Input data |

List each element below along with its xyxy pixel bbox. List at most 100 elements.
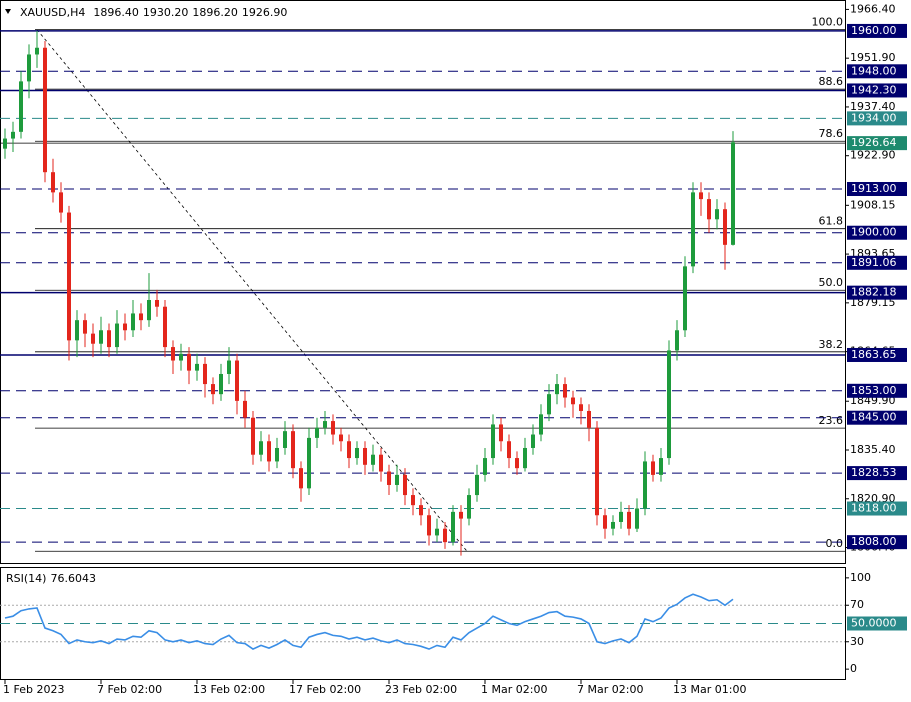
candle-body [547, 394, 551, 415]
y-tick-label: 1835.40 [850, 443, 896, 456]
candle-body [443, 528, 447, 543]
candle-body [531, 434, 535, 448]
y-tick-label: 1820.90 [850, 492, 896, 505]
rsi-title: RSI(14) 76.6043 [6, 572, 96, 585]
price-label-box [847, 136, 907, 151]
rsi-name: RSI(14) [6, 572, 46, 585]
candle-body [339, 434, 343, 442]
candle-body [19, 81, 23, 132]
candle-body [251, 417, 255, 455]
candle-body [67, 212, 71, 341]
candle-body [483, 458, 487, 475]
candle-body [75, 320, 79, 341]
y-tick-label: 1908.15 [850, 198, 896, 211]
candle-body [147, 299, 151, 321]
candle-body [675, 330, 679, 351]
price-label: 1913.00 [851, 182, 897, 195]
header-value: 1896.40 [93, 6, 139, 19]
price-label: 1926.64 [851, 136, 897, 149]
x-tick-label: 13 Mar 01:00 [673, 683, 746, 696]
candle-body [611, 521, 615, 529]
y-tick-label: 1966.40 [850, 2, 896, 15]
rsi-tick-label: 0 [850, 662, 857, 675]
x-tick-label: 23 Feb 02:00 [385, 683, 457, 696]
price-label-box [847, 23, 907, 38]
price-label-box [847, 255, 907, 270]
fib-label: 0.0 [826, 537, 844, 550]
price-label: 1818.00 [851, 502, 897, 515]
header-value: 1896.20 [192, 6, 238, 19]
candle-body [563, 384, 567, 398]
x-tick-label: 7 Feb 02:00 [97, 683, 162, 696]
candle-body [491, 424, 495, 459]
candle-body [419, 505, 423, 516]
price-label: 1845.00 [851, 411, 897, 424]
candle-body [91, 333, 95, 344]
price-label: 1942.30 [851, 83, 897, 96]
candle-body [651, 461, 655, 475]
fib-label: 61.8 [819, 215, 844, 228]
candle-body [35, 47, 39, 55]
candle-body [691, 192, 695, 267]
candle-body [699, 192, 703, 200]
candle-body [11, 131, 15, 139]
candle-body [227, 360, 231, 374]
price-label-box [847, 225, 907, 240]
rsi-tick-label: 70 [850, 598, 864, 611]
candle-body [315, 427, 319, 438]
candle-body [363, 447, 367, 465]
candle-body [291, 431, 295, 469]
candle-body [459, 511, 463, 519]
header-value: 1930.20 [143, 6, 189, 19]
price-label-box [847, 466, 907, 481]
candle-body [163, 306, 167, 348]
fib-label: 50.0 [819, 276, 844, 289]
price-label-box [847, 111, 907, 126]
rsi-tick-label: 30 [850, 635, 864, 648]
candle-body [667, 350, 671, 459]
x-tick-label: 1 Feb 2023 [3, 683, 64, 696]
candle-body [619, 511, 623, 522]
candle-body [203, 363, 207, 385]
price-label-box [847, 182, 907, 197]
candle-body [659, 458, 663, 475]
candle-body [539, 414, 543, 435]
candle-body [707, 199, 711, 220]
candle-body [107, 330, 111, 348]
candle-body [299, 468, 303, 489]
rsi-tick-label: 100 [850, 571, 871, 584]
candle-body [355, 447, 359, 459]
candle-body [131, 313, 135, 331]
candle-body [595, 427, 599, 516]
candle-body [195, 363, 199, 371]
candle-body [475, 474, 479, 496]
candle-body [171, 347, 175, 361]
candle-body [515, 458, 519, 469]
candle-body [219, 373, 223, 395]
header-value: 1926.90 [242, 6, 288, 19]
x-tick-label: 13 Feb 02:00 [193, 683, 265, 696]
price-label-box [847, 383, 907, 398]
price-label: 1891.06 [851, 256, 897, 269]
candle-body [395, 474, 399, 485]
candle-body [51, 172, 55, 193]
candle-body [683, 266, 687, 331]
y-tick-label: 1951.90 [850, 51, 896, 64]
collapse-icon [5, 9, 11, 14]
price-label-box [847, 501, 907, 516]
price-label-box [847, 347, 907, 362]
candle-body [323, 421, 327, 428]
candle-body [347, 441, 351, 459]
candle-body [571, 397, 575, 405]
price-label: 1853.00 [851, 384, 897, 397]
candle-body [731, 142, 735, 245]
price-label: 1808.00 [851, 535, 897, 548]
fib-label: 78.6 [819, 127, 844, 140]
rsi-level-box [847, 616, 907, 631]
fib-trendline [36, 29, 468, 552]
candle-body [307, 437, 311, 489]
fib-label: 23.6 [819, 414, 844, 427]
candle-body [411, 495, 415, 506]
candle-body [243, 400, 247, 418]
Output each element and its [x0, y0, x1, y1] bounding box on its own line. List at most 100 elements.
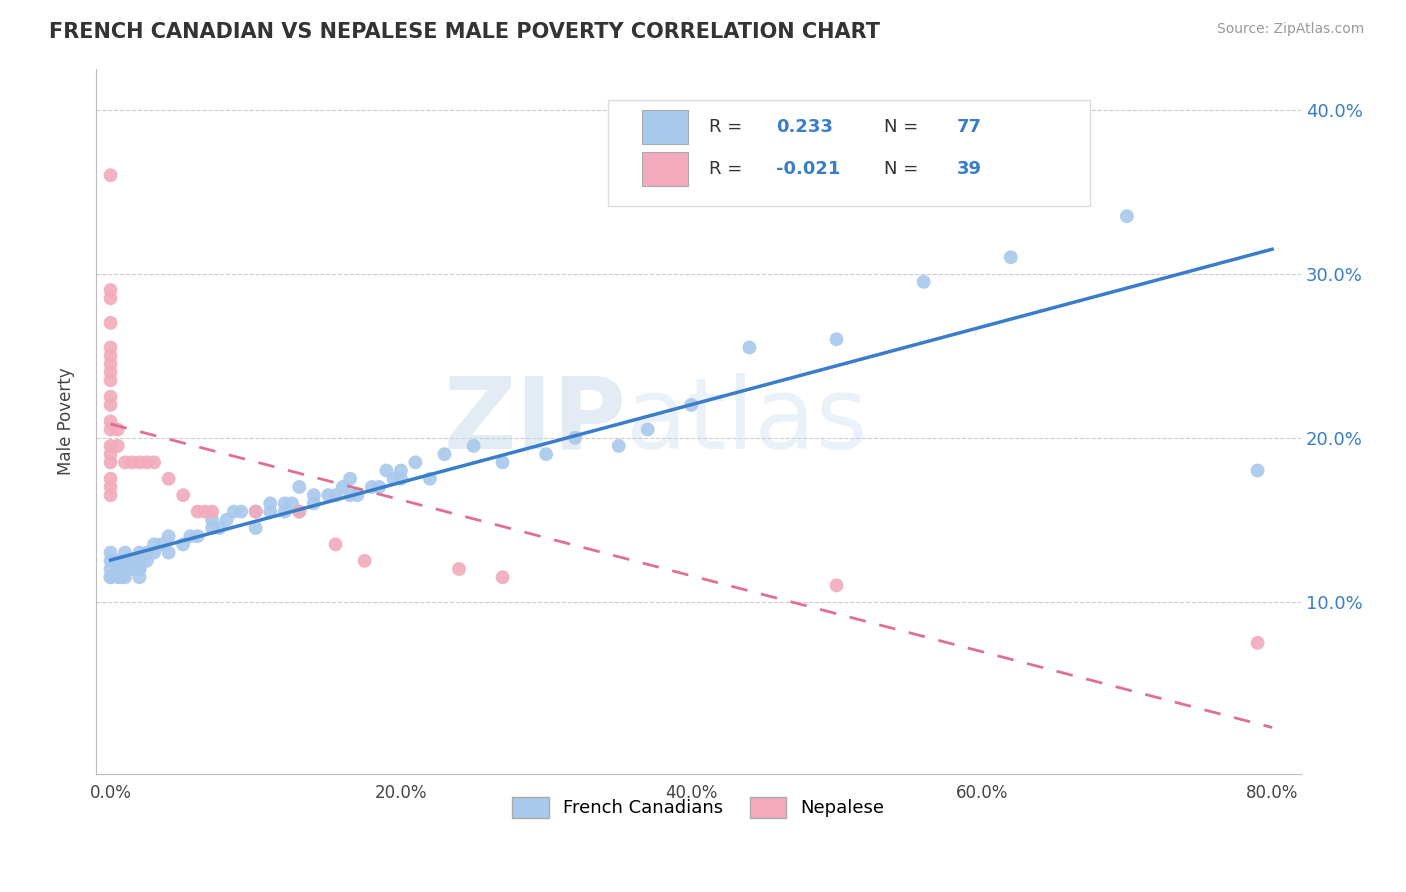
Text: 39: 39: [956, 161, 981, 178]
Point: [346, 488, 368, 502]
Point: [368, 480, 391, 494]
Point: [681, 398, 703, 412]
Point: [201, 505, 224, 519]
Point: [150, 537, 173, 551]
Point: [172, 488, 194, 502]
Point: [1000, 250, 1022, 264]
Text: atlas: atlas: [626, 373, 868, 470]
Point: [215, 513, 238, 527]
Point: [433, 447, 456, 461]
Point: [100, 554, 122, 568]
Point: [302, 488, 325, 502]
Point: [274, 496, 297, 510]
Text: Source: ZipAtlas.com: Source: ZipAtlas.com: [1216, 22, 1364, 37]
Point: [318, 488, 340, 502]
Text: 0.233: 0.233: [776, 118, 832, 136]
Point: [389, 464, 412, 478]
Point: [288, 480, 311, 494]
Point: [382, 472, 405, 486]
Point: [100, 423, 122, 437]
Point: [245, 521, 267, 535]
Point: [157, 472, 180, 486]
FancyBboxPatch shape: [643, 153, 688, 186]
Point: [100, 546, 122, 560]
Point: [288, 505, 311, 519]
Point: [107, 562, 129, 576]
Point: [100, 341, 122, 355]
Point: [121, 554, 143, 568]
Point: [107, 570, 129, 584]
Point: [325, 488, 347, 502]
Y-axis label: Male Poverty: Male Poverty: [58, 368, 75, 475]
Point: [143, 546, 166, 560]
Point: [100, 373, 122, 387]
Point: [302, 496, 325, 510]
Point: [353, 554, 375, 568]
Point: [339, 472, 361, 486]
Point: [607, 439, 630, 453]
Point: [100, 316, 122, 330]
Point: [187, 529, 209, 543]
Point: [125, 562, 148, 576]
Point: [172, 537, 194, 551]
Point: [389, 472, 412, 486]
Point: [194, 505, 217, 519]
Point: [100, 480, 122, 494]
Point: [100, 472, 122, 486]
Point: [107, 439, 129, 453]
Text: 77: 77: [956, 118, 981, 136]
Point: [1246, 464, 1268, 478]
Point: [107, 423, 129, 437]
FancyBboxPatch shape: [609, 100, 1090, 206]
Point: [128, 562, 150, 576]
Point: [1115, 209, 1137, 223]
Point: [100, 357, 122, 371]
Point: [447, 562, 470, 576]
Point: [738, 341, 761, 355]
Point: [114, 562, 136, 576]
Point: [912, 275, 935, 289]
Point: [1246, 636, 1268, 650]
Point: [491, 455, 513, 469]
Point: [419, 472, 441, 486]
Text: -0.021: -0.021: [776, 161, 839, 178]
Text: N =: N =: [884, 118, 924, 136]
Point: [259, 496, 281, 510]
Point: [157, 529, 180, 543]
Text: R =: R =: [710, 161, 748, 178]
Text: ZIP: ZIP: [443, 373, 626, 470]
Point: [114, 455, 136, 469]
Point: [463, 439, 485, 453]
Legend: French Canadians, Nepalese: French Canadians, Nepalese: [505, 789, 891, 825]
Point: [100, 447, 122, 461]
Point: [128, 554, 150, 568]
Point: [100, 390, 122, 404]
Point: [339, 488, 361, 502]
Point: [100, 168, 122, 182]
Point: [114, 562, 136, 576]
Point: [281, 496, 304, 510]
Point: [100, 349, 122, 363]
Point: [128, 455, 150, 469]
Point: [135, 554, 157, 568]
Point: [231, 505, 253, 519]
Point: [121, 562, 143, 576]
Point: [100, 562, 122, 576]
Point: [100, 570, 122, 584]
Point: [114, 546, 136, 560]
Point: [143, 455, 166, 469]
Text: N =: N =: [884, 161, 924, 178]
Point: [100, 570, 122, 584]
Point: [114, 570, 136, 584]
Point: [259, 505, 281, 519]
Point: [157, 546, 180, 560]
Point: [208, 521, 231, 535]
Point: [100, 283, 122, 297]
Point: [564, 431, 586, 445]
Point: [100, 291, 122, 305]
Point: [179, 529, 201, 543]
Point: [100, 439, 122, 453]
Point: [201, 521, 224, 535]
Point: [114, 554, 136, 568]
Point: [325, 537, 347, 551]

Task description | Reproduce word for word every line of the data above, from the line containing "Text: 39: 39: [956, 161, 981, 178]" down to the line containing "Text: atlas: atlas: [626, 373, 868, 470]", including both of those lines.

Final result |
Text: 39: 39: [956, 161, 981, 178]
Point: [346, 488, 368, 502]
Point: [368, 480, 391, 494]
Point: [681, 398, 703, 412]
Point: [201, 505, 224, 519]
Point: [150, 537, 173, 551]
Point: [172, 488, 194, 502]
Point: [1000, 250, 1022, 264]
Text: atlas: atlas: [626, 373, 868, 470]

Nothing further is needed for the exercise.